* **WHAT IS ASKED**
Please quote every sentence in the passage on Texas annexation that ends with a question mark, in the order they appear.

In spite of all these shrewd manipulations it looked as if Texas was about to be turned away like an uninvited guest. But there were other things to be done. The annexationists had a trump card hidden away. When the uproar against annexation was at its loudest pitch this little trump gave them comfort, and they would take a peep at it now and then. Finally, they slid it unobtrusively on the table.

Suppose Great Britain should take over Texas as a part of the flourishing British empire? What then? England needed cotton, and Texas seemed likely to become the greatest cotton-producing region in the world. There was the Monroe Doctrine, of course, but would it apply if an American nation should voluntarily put itself under the protection of a European power? Texas was a free and independent republic, despite Mexico's claims, and might dispose of herself as she pleased.

Hints were passed to representatives of the Texan republic, and they began some vague conversations with British agents. The London government was afraid of the proposition. Very likely the Queen's ministers realized the true inwardness of the situation, and saw that they were being used as a cat's-paw by the annexationists. The proposal was kept warm, however, and the news of it was allowed to filter out. A small but influential party in the North began to declare that it would be better to admit Texas, after all, rather than let such a rich domain come under British influence.

Manifest Destiny

73

In the autumn of 1844 the question of annexation was one of the chief issues of the presidential campaign. The Democrats made "Manifest Destiny" the corner stone of their political philosophy for the moment. What possible objection could there be to admitting Texas? And as a slave state. Was not slavery recognized by the United States Constitution? And was it not a part of American civilization, like Plymouth Rock and the Baptist religion? As for the Mexicans, what had they to say about it that a white man ought to listen to? A lot of yellow-skinned half-breeds and god-knows-what mixture of Spaniards and Indians, presuming to lay down boundary lines and claim this and that as their territory. They had no right to any territory. If the American nation possessed the right spirit it would go down to Mexico, conquer the whole lazy tribe, and take civilization and slavery to that part of the continent.

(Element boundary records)
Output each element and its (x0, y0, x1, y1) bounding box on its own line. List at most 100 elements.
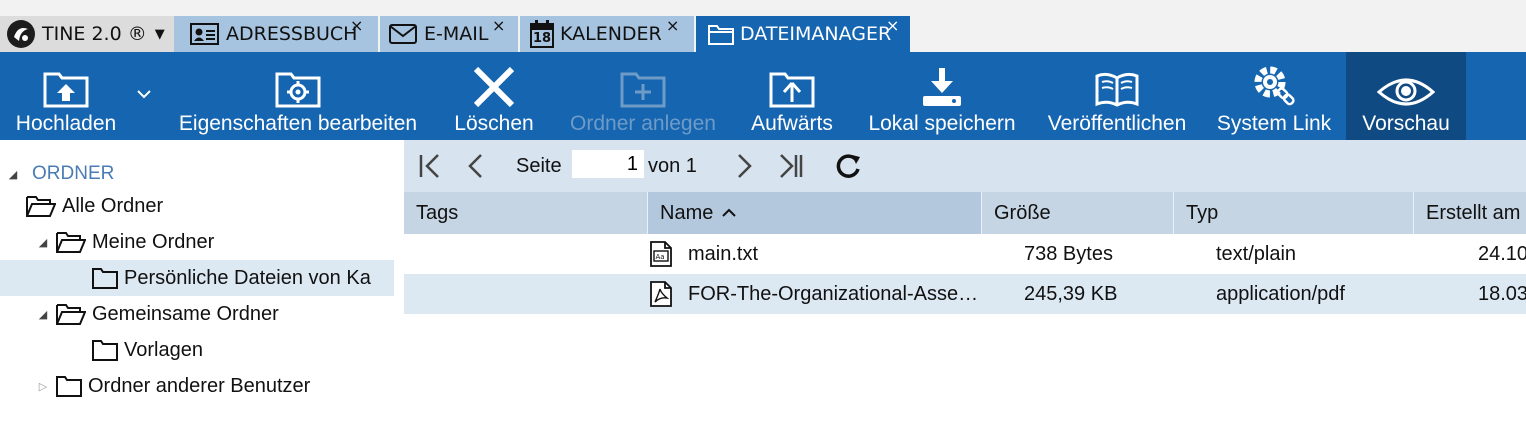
tree-item-meine-ordner[interactable]: ◢ Meine Ordner (36, 224, 214, 260)
column-header-label: Name (660, 201, 714, 224)
column-header-erstellt-am[interactable]: Erstellt am (1414, 192, 1526, 234)
cell-created: 18.03 (1478, 282, 1526, 305)
tree-expanded-icon[interactable]: ◢ (6, 168, 20, 181)
sort-ascending-icon (721, 208, 737, 218)
tab-label: DATEIMANAGER (740, 23, 892, 45)
download-icon (920, 52, 964, 110)
delete-label: Löschen (454, 112, 534, 135)
folder-settings-icon (275, 52, 321, 110)
calendar-day: 18 (533, 31, 552, 46)
system-link-button[interactable]: System Link (1208, 52, 1340, 140)
column-header-name[interactable]: Name (648, 192, 982, 234)
text-file-icon: Aa (650, 234, 672, 274)
page-number-input[interactable] (572, 150, 644, 178)
column-header-groesse[interactable]: Größe (982, 192, 1174, 234)
tab-label: ADRESSBUCH (226, 23, 358, 45)
column-header-tags[interactable]: Tags (404, 192, 648, 234)
pdf-file-icon (650, 274, 672, 314)
tab-adressbuch[interactable]: ADRESSBUCH × (174, 16, 378, 52)
create-folder-label: Ordner anlegen (570, 112, 716, 135)
page-count-label: von 1 (648, 154, 697, 177)
tree-item-persoenliche-dateien[interactable]: Persönliche Dateien von Ka (0, 260, 394, 296)
cell-size: 245,39 KB (1024, 282, 1118, 305)
tree-item-vorlagen[interactable]: Vorlagen (92, 332, 203, 368)
book-icon (1094, 52, 1140, 110)
tree-collapsed-icon[interactable]: ▷ (36, 380, 50, 393)
close-icon[interactable]: × (666, 18, 679, 34)
tree-item-label: Alle Ordner (62, 194, 164, 217)
previous-page-icon[interactable] (466, 150, 486, 182)
tab-email[interactable]: E-MAIL × (380, 16, 518, 52)
cell-type: text/plain (1216, 242, 1297, 265)
folder-up-icon (769, 52, 815, 110)
grid-header: Tags Name Größe Typ Erstellt am (404, 192, 1526, 234)
column-header-label: Typ (1186, 201, 1219, 224)
folder-up-label: Aufwärts (751, 112, 833, 135)
upload-button[interactable]: Hochladen (4, 52, 128, 140)
tine-logo-icon (6, 19, 36, 49)
cell-created: 24.10 (1478, 242, 1526, 265)
folder-up-button[interactable]: Aufwärts (742, 52, 842, 140)
tab-label: E-MAIL (424, 23, 489, 45)
tab-label: TINE 2.0 ® (42, 23, 147, 45)
cell-type: application/pdf (1216, 282, 1345, 305)
app-tab-bar: TINE 2.0 ® ▼ ADRESSBUCH × E-MAIL × 18 KA… (0, 0, 1526, 52)
save-locally-button[interactable]: Lokal speichern (860, 52, 1024, 140)
action-toolbar: Hochladen Eigenschaften bearbeiten Lösch… (0, 52, 1526, 140)
tree-expanded-icon[interactable]: ◢ (36, 236, 50, 249)
table-row[interactable]: FOR-The-Organizational-Asse… 245,39 KB a… (404, 274, 1526, 314)
last-page-icon[interactable] (776, 150, 804, 182)
tab-kalender[interactable]: 18 KALENDER × (520, 16, 694, 52)
tab-tine-menu[interactable]: TINE 2.0 ® ▼ (0, 16, 174, 52)
page-label: Seite (516, 154, 562, 177)
folder-icon (92, 267, 118, 289)
svg-text:Aa: Aa (656, 253, 665, 261)
cell-name: main.txt (688, 242, 759, 265)
tab-label: KALENDER (560, 23, 662, 45)
mail-icon (388, 23, 418, 45)
file-grid: Seite von 1 Tags Name Größe Typ Ers (404, 140, 1526, 430)
tree-item-ordner-anderer-benutzer[interactable]: ▷ Ordner anderer Benutzer (36, 368, 310, 404)
delete-button[interactable]: Löschen (444, 52, 544, 140)
delete-x-icon (472, 52, 516, 110)
edit-properties-button[interactable]: Eigenschaften bearbeiten (170, 52, 426, 140)
folder-tree: ◢ ORDNER Alle Ordner ◢ Meine Ordner Pers… (0, 140, 404, 430)
table-row[interactable]: Aa main.txt 738 Bytes text/plain 24.10 (404, 234, 1526, 274)
folder-icon (56, 375, 82, 397)
tab-dateimanager[interactable]: DATEIMANAGER × (696, 16, 910, 52)
first-page-icon[interactable] (418, 150, 446, 182)
next-page-icon[interactable] (734, 150, 754, 182)
close-icon[interactable]: × (886, 18, 899, 34)
folder-open-icon (26, 195, 56, 217)
tree-item-gemeinsame-ordner[interactable]: ◢ Gemeinsame Ordner (36, 296, 279, 332)
edit-properties-label: Eigenschaften bearbeiten (178, 112, 418, 135)
preview-button[interactable]: Vorschau (1346, 52, 1466, 140)
column-header-label: Tags (416, 201, 459, 224)
column-header-typ[interactable]: Typ (1174, 192, 1414, 234)
folder-open-icon (56, 231, 86, 253)
new-folder-icon (620, 52, 666, 110)
tree-item-label: Persönliche Dateien von Ka (124, 266, 371, 289)
save-locally-label: Lokal speichern (868, 112, 1016, 135)
tree-item-label: Ordner anderer Benutzer (88, 374, 311, 397)
folder-icon (708, 23, 734, 45)
tree-item-alle-ordner[interactable]: Alle Ordner (26, 188, 163, 224)
paging-toolbar: Seite von 1 (404, 140, 1526, 192)
system-link-label: System Link (1216, 112, 1332, 135)
upload-dropdown-chevron-icon[interactable] (136, 86, 152, 104)
tree-root-ordner[interactable]: ◢ ORDNER (6, 156, 115, 192)
publish-button[interactable]: Veröffentlichen (1040, 52, 1194, 140)
eye-icon (1377, 52, 1435, 110)
close-icon[interactable]: × (492, 18, 505, 34)
cell-size: 738 Bytes (1024, 242, 1113, 265)
column-header-label: Größe (994, 201, 1051, 224)
folder-icon (92, 339, 118, 361)
upload-icon (43, 52, 89, 110)
upload-label: Hochladen (15, 112, 117, 135)
refresh-icon[interactable] (836, 150, 862, 182)
close-icon[interactable]: × (350, 18, 363, 34)
create-folder-button[interactable]: Ordner anlegen (560, 52, 726, 140)
chevron-down-icon[interactable]: ▼ (155, 27, 165, 42)
tree-expanded-icon[interactable]: ◢ (36, 308, 50, 321)
tree-root-label: ORDNER (32, 163, 115, 184)
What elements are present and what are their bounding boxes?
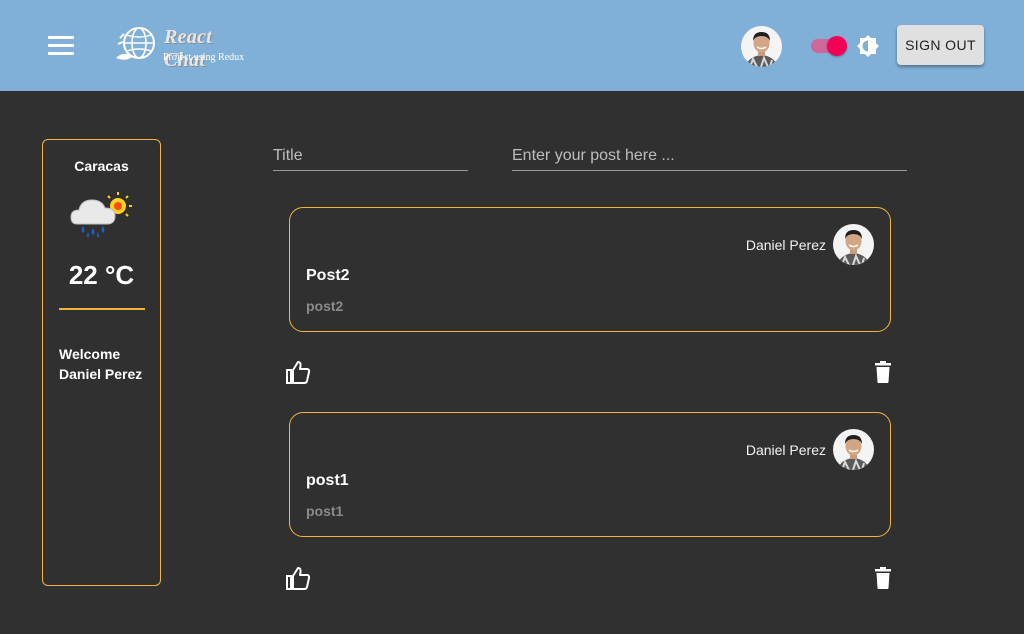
post-body: post1 (306, 503, 344, 519)
weather-card: Caracas 22 °C Welcome Daniel Perez (42, 139, 161, 586)
post-input[interactable] (512, 137, 907, 170)
rain-cloud-sun-icon (69, 190, 135, 245)
post-title: Post2 (306, 267, 350, 284)
theme-toggle[interactable] (809, 35, 849, 57)
author-avatar (833, 429, 874, 470)
welcome-message: Welcome Daniel Perez (59, 344, 142, 384)
post-field (512, 137, 907, 171)
sign-out-button[interactable]: SIGN OUT (897, 25, 984, 65)
title-field (273, 137, 468, 171)
user-avatar[interactable] (741, 26, 782, 67)
thumb-up-icon[interactable] (285, 565, 311, 591)
author-avatar (833, 224, 874, 265)
city-name: Caracas (74, 158, 129, 174)
post-author: Daniel Perez (745, 237, 826, 253)
delete-icon[interactable] (872, 566, 894, 590)
brightness-icon[interactable] (856, 34, 880, 58)
toggle-thumb (827, 36, 847, 56)
title-input[interactable] (273, 137, 468, 170)
post-author: Daniel Perez (745, 442, 826, 458)
app-logo[interactable]: React Chat Project using Redux (114, 24, 254, 71)
post-card: Daniel Perez Post2 post2 (289, 207, 891, 332)
logo-title: React Chat (164, 26, 213, 71)
logo-subtitle: Project using Redux (163, 52, 245, 63)
divider (59, 308, 145, 310)
welcome-label: Welcome (59, 346, 121, 362)
app-bar: React Chat Project using Redux SIGN OUT (0, 0, 1024, 91)
thumb-up-icon[interactable] (285, 359, 311, 385)
welcome-user-name: Daniel Perez (59, 366, 143, 382)
globe-icon (116, 27, 155, 60)
post-title: post1 (306, 472, 349, 489)
post-body: post2 (306, 298, 344, 314)
menu-icon[interactable] (44, 30, 80, 62)
post-card: Daniel Perez post1 post1 (289, 412, 891, 537)
temperature: 22 °C (68, 260, 135, 290)
delete-icon[interactable] (872, 360, 894, 384)
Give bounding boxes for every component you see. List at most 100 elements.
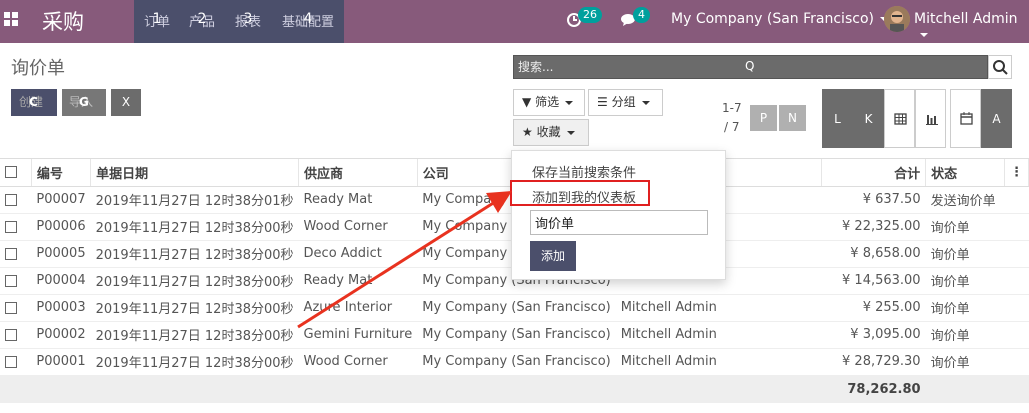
cell-date: 2019年11月27日 12时38分00秒 bbox=[90, 347, 299, 375]
cell-extra: Mitchell Admin bbox=[615, 347, 822, 375]
pivot-view-button[interactable] bbox=[884, 89, 915, 148]
menu-orders[interactable]: 订单 1 bbox=[144, 11, 170, 30]
list-view-button[interactable]: L bbox=[822, 89, 853, 148]
cell-state: 询价单 bbox=[925, 212, 1005, 240]
pager-prev-button[interactable]: P bbox=[750, 105, 777, 131]
search-icon bbox=[993, 60, 1008, 75]
cell-ref: P00006 bbox=[31, 212, 91, 240]
groupby-button[interactable]: ☰ 分组 bbox=[588, 89, 663, 116]
calendar-icon bbox=[960, 112, 973, 125]
row-checkbox[interactable] bbox=[5, 220, 17, 233]
cell-state: 询价单 bbox=[925, 266, 1005, 294]
row-checkbox[interactable] bbox=[5, 328, 17, 341]
search-shortcut-hint: Q bbox=[745, 59, 755, 73]
chevron-down-icon bbox=[566, 130, 575, 135]
cell-total: ¥ 28,729.30 bbox=[821, 347, 926, 375]
message-count-badge: 4 bbox=[633, 7, 650, 23]
column-header-state[interactable]: 状态 bbox=[925, 159, 1005, 187]
cell-ref: P00005 bbox=[31, 239, 91, 267]
cell-state: 询价单 bbox=[925, 239, 1005, 267]
add-dashboard-button[interactable]: 添加 bbox=[530, 241, 576, 271]
user-menu[interactable]: Mitchell Admin bbox=[914, 11, 1029, 43]
app-title: 采购 bbox=[42, 10, 84, 34]
cell-vendor: Wood Corner bbox=[298, 347, 418, 375]
cell-total: ¥ 22,325.00 bbox=[821, 212, 926, 240]
footer-total: 78,262.80 bbox=[821, 374, 926, 403]
import-button[interactable]: 导入 G bbox=[62, 89, 106, 116]
pager-total: / 7 bbox=[724, 120, 740, 134]
graph-icon bbox=[926, 115, 938, 125]
cell-ref: P00001 bbox=[31, 347, 91, 375]
select-all-checkbox[interactable] bbox=[5, 166, 17, 179]
cell-vendor: Azure Interior bbox=[298, 293, 418, 321]
cell-ref: P00007 bbox=[31, 185, 91, 213]
company-switcher[interactable]: My Company (San Francisco) bbox=[671, 11, 888, 27]
filter-icon: ▼ bbox=[522, 95, 532, 109]
column-header-vendor[interactable]: 供应商 bbox=[298, 159, 418, 187]
column-header-total[interactable]: 合计 bbox=[821, 159, 927, 187]
cell-total: ¥ 255.00 bbox=[821, 293, 926, 321]
cell-company: My Company (San Francisco) bbox=[417, 347, 616, 375]
avatar[interactable] bbox=[884, 6, 910, 32]
activity-count-badge: 26 bbox=[578, 7, 602, 23]
column-header-date[interactable]: 单据日期 bbox=[90, 159, 300, 187]
pivot-icon bbox=[894, 113, 907, 125]
cell-date: 2019年11月27日 12时38分00秒 bbox=[90, 293, 299, 321]
table-row[interactable]: P00003 2019年11月27日 12时38分00秒 Azure Inter… bbox=[0, 293, 1029, 321]
row-checkbox[interactable] bbox=[5, 355, 17, 368]
cell-state: 发送询价单 bbox=[925, 185, 1005, 213]
row-checkbox[interactable] bbox=[5, 274, 17, 287]
cell-state: 询价单 bbox=[925, 293, 1005, 321]
close-button[interactable]: X bbox=[111, 89, 141, 116]
row-checkbox[interactable] bbox=[5, 193, 17, 206]
cell-total: ¥ 14,563.00 bbox=[821, 266, 926, 294]
cell-total: ¥ 637.50 bbox=[821, 185, 926, 213]
favorites-button[interactable]: ★ 收藏 bbox=[513, 119, 589, 146]
cell-vendor: Deco Addict bbox=[298, 239, 418, 267]
graph-view-button[interactable] bbox=[915, 89, 946, 148]
calendar-view-button[interactable] bbox=[950, 89, 981, 148]
cell-vendor: Wood Corner bbox=[298, 212, 418, 240]
cell-vendor: Gemini Furniture bbox=[298, 320, 418, 348]
menu-products[interactable]: 产品 2 bbox=[189, 11, 215, 30]
cell-state: 询价单 bbox=[925, 320, 1005, 348]
control-panel: 询价单 创建 C 导入 G X Q ▼ 筛选 ☰ 分组 ★ 收藏 1-7 / 7… bbox=[0, 43, 1029, 159]
cell-vendor: Ready Mat bbox=[298, 266, 418, 294]
filter-button[interactable]: ▼ 筛选 bbox=[513, 89, 585, 116]
row-checkbox[interactable] bbox=[5, 247, 17, 260]
kanban-view-button[interactable]: K bbox=[853, 89, 884, 148]
cell-date: 2019年11月27日 12时38分01秒 bbox=[90, 185, 299, 213]
chevron-down-icon bbox=[565, 100, 574, 105]
table-row[interactable]: P00001 2019年11月27日 12时38分00秒 Wood Corner… bbox=[0, 347, 1029, 375]
cell-extra: Mitchell Admin bbox=[615, 293, 822, 321]
save-current-search-item[interactable]: 保存当前搜索条件 bbox=[532, 162, 636, 181]
column-header-ref[interactable]: 编号 bbox=[31, 159, 92, 187]
create-button[interactable]: 创建 C bbox=[11, 89, 57, 116]
column-options-icon[interactable]: ⋮ bbox=[1004, 159, 1029, 187]
top-navbar: 采购 订单 1 产品 2 报表 3 基础配置 4 26 4 My Company (Sa… bbox=[0, 0, 1029, 43]
chevron-down-icon bbox=[920, 33, 928, 37]
cell-total: ¥ 3,095.00 bbox=[821, 320, 926, 348]
pager-next-button[interactable]: N bbox=[779, 105, 806, 131]
cell-ref: P00004 bbox=[31, 266, 91, 294]
star-icon: ★ bbox=[522, 125, 533, 139]
highlight-box bbox=[510, 180, 650, 206]
cell-total: ¥ 8,658.00 bbox=[821, 239, 926, 267]
dashboard-name-input[interactable] bbox=[530, 210, 708, 235]
cell-extra: Mitchell Admin bbox=[615, 320, 822, 348]
chevron-down-icon bbox=[641, 100, 650, 105]
apps-menu-icon[interactable] bbox=[4, 12, 20, 28]
menu-configuration[interactable]: 基础配置 4 bbox=[282, 11, 334, 30]
group-icon: ☰ bbox=[597, 95, 608, 109]
pager-range[interactable]: 1-7 bbox=[722, 101, 742, 115]
cell-company: My Company (San Francisco) bbox=[417, 320, 616, 348]
cell-date: 2019年11月27日 12时38分00秒 bbox=[90, 212, 299, 240]
cell-date: 2019年11月27日 12时38分00秒 bbox=[90, 266, 299, 294]
cell-ref: P00003 bbox=[31, 293, 91, 321]
menu-reports[interactable]: 报表 3 bbox=[235, 11, 261, 30]
cell-ref: P00002 bbox=[31, 320, 91, 348]
row-checkbox[interactable] bbox=[5, 301, 17, 314]
table-row[interactable]: P00002 2019年11月27日 12时38分00秒 Gemini Furn… bbox=[0, 320, 1029, 348]
activity-view-button[interactable]: A bbox=[981, 89, 1012, 148]
search-button[interactable] bbox=[988, 55, 1012, 79]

* **EXERCISE RESPONSE**
1. Suppose Great Britain should take over Texas as a part of the flourishing British empire?
2. What then?
3. There was the Monroe Doctrine, of course, but would it apply if an American nation should voluntarily put itself under the protection of a European power?
4. What possible objection could there be to admitting Texas?
5. Was not slavery recognized by the United States Constitution?
6. And was it not a part of American civilization, like Plymouth Rock and the Baptist religion?
7. As for the Mexicans, what had they to say about it that a white man ought to listen to?